Exercise description: Look through the records below, and copy out every line that holds the string "Depth".

☆ ☆ ☆ ☆

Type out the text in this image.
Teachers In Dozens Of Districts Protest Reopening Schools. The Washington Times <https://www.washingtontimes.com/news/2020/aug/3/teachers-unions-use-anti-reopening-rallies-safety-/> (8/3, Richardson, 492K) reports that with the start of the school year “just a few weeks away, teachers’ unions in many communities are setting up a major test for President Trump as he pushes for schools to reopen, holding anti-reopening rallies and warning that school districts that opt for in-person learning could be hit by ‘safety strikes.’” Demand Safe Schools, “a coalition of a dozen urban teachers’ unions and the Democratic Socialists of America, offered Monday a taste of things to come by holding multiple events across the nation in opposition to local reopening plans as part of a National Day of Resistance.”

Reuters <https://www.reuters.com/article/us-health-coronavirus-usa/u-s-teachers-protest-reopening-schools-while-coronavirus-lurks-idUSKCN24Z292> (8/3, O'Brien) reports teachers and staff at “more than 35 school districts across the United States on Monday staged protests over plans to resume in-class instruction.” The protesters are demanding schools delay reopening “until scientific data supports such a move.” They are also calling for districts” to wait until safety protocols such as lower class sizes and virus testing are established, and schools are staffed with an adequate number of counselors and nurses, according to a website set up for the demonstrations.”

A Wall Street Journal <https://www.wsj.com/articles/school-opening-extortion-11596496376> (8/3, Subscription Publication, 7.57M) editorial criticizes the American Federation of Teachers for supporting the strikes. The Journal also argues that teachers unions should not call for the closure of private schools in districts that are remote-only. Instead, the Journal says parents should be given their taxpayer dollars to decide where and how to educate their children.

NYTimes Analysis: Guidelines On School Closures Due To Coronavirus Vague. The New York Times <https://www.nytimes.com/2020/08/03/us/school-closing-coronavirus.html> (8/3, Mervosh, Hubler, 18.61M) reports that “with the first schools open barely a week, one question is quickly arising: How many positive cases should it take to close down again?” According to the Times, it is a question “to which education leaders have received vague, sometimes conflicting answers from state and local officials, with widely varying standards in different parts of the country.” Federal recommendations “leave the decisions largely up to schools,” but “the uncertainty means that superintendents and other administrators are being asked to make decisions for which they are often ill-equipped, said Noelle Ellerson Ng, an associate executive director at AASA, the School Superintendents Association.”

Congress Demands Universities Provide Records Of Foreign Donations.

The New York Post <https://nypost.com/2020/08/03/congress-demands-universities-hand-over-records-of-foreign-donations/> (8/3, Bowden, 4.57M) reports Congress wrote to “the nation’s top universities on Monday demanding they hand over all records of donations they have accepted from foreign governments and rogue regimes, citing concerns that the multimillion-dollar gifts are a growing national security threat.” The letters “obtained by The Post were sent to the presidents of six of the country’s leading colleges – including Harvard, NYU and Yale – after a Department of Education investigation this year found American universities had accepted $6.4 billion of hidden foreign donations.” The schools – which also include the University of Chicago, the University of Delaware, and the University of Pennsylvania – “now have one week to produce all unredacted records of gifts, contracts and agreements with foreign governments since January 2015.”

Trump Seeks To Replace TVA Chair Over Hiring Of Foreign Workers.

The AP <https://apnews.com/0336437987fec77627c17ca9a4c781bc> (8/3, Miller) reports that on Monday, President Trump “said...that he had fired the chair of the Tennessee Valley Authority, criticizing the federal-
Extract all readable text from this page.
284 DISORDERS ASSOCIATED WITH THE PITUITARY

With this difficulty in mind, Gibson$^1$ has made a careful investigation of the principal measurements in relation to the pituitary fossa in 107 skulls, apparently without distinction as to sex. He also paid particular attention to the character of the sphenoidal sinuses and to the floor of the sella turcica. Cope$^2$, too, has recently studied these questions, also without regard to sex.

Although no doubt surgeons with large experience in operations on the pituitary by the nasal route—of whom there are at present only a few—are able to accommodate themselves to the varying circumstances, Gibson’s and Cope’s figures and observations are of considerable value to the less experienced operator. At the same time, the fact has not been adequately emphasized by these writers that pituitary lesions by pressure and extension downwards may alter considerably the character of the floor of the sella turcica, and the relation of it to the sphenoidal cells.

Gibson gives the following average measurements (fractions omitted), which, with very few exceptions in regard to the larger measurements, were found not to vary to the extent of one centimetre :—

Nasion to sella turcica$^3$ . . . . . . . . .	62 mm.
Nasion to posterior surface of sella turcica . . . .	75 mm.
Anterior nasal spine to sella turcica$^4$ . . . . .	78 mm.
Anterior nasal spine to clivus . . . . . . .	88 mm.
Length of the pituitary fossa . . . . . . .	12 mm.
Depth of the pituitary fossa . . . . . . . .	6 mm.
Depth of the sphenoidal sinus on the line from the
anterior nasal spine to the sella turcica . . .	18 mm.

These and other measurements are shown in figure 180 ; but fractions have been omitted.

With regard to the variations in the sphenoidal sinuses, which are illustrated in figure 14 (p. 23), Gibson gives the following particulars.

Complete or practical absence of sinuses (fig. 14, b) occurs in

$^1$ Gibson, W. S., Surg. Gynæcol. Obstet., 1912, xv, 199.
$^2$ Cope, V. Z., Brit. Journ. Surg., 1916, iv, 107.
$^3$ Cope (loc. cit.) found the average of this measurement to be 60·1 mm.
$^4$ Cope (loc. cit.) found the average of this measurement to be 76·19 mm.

☆ ☆ ☆ ☆

Answer for the task:
Depth of the pituitary fossa . . . . . . . .	6 mm.
Depth of the sphenoidal sinus on the line from the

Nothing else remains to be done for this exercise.